-- EXTRACT PROVIDED start --

Saturday, June 16, 2007

Great Moments in Conservative Humor

Here's Dennis Miller discussing how Harry Reid looks old and encourages al-Qaeda:



Now, leaving aside the lunatic thesis of Dennis Miller's latest "rant," that it's borderline traitorous to point out how badly our President's war has gone, it's a perfect PERFECT example of my Great Moments in Conservative Humor thesis...That conservatives can't be funny because they are mean-spirited bullies who can't get over their hatred for the Other long enough to write a halfway-decent joke.

It's all there in Miller's little speech. He means to undermine Reid, but just makes himself look ridiculous in the process, like an angry little man lashing out at someone more powerful and significant than he. (And I'm not even a Harry Reid fan. I'd be perfectly happy to laugh to a series of cruel jokes at the callow and ineffective Reid's expense.) This kind of bilious screed isn't really funny; it's clear that Miller detests Reid, whom he expressly insists should never speak publicly again. (This gets the biggest applause of the night, an obvious nod to the pervasive authoritarian/eliminationist streak in Fox News coverage.)

Now, yes, Jon Stewart told Tucker Carlson to go away and stop talking, but not on his comedy show; he was a guest on Carlson's "news show" at the time and made that aside as part of a larger, and to my mind wholly sensible, argument. Stewart's attitude on "The Daily Show" is one of bemused concern. He's worried about the fate of our nation, sure, but he's also able to take a step back and laugh at the ridiculousness of it all. The emotional connection is with the viewer, not the Party or the Issue.

Miller doesn't even try to connect with his audience. (To be honest, this has always been one of his faults as a performer). There's nothing about Miller's performance, really, that indicates he finds Reid funny or intends to make us laugh.

"[Reid's] is a mediocre man's Thermopylae."

300 references...Nice.

"Ironic that the Senator from Vegas would be such a dim bulb."

GOOD LORD THAT JOKE SUCKS! In fact, it's so hacky, I actually think Dennis Miller might have stolen that joke from Carlos Mencia! Here's your chance, Ned! Find out the next time Miller's going to be at the Laugh Factory and pull a Rogan on him. Oh, that would be so sweet!

Much of Miller's monologue here is composed of direct insults, and the more descriptive portions sound like the preamble to rounding up a posse and calling for the man's head rather than a bit of incisive satire. NOTE: I never find direct insults funny. Anyone remember the film Grumpy Old Men. Someone clearly thought that the idea of Walter Matthau and Jack Lemmon hurling plain-spoken invective at one another for 90 minutes would be funny. Instead, it's just embarrassing. Most of the exchanges consist of "You're a moron," "Shut up idiot" and the like. Miller's routine here is similar, calling Reid just about everything he could get past the Fox News Dept. of Standards and Practices.

-- EXTRACT PROVIDED end --

▶ [WHAT TO DO]
• 1. Reproduce the stretch of the blog post on Dennis Miller from "Now, yes, Jon" through "or the Issue.".
• 2. Which film does the blog post on Dennis Miller give as an example of direct insults that are not funny?
Rely solely on the blog post on Dennis Miller.

-- DATASET CONTENT start --

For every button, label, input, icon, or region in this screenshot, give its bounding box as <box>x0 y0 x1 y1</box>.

-- DATASET CONTENT end --

▶ [ANSWERS GIVEN]
• 1.
Now, yes, Jon Stewart told Tucker Carlson to go away and stop talking, but not on his comedy show; he was a guest on Carlson's "news show" at the time and made that aside as part of a larger, and to my mind wholly sensible, argument. Stewart's attitude on "The Daily Show" is one of bemused concern. He's worried about the fate of our nation, sure, but he's also able to take a step back and laugh at the ridiculousness of it all. The emotional connection is with the viewer, not the Party or the Issue.

• 2. Grumpy Old Men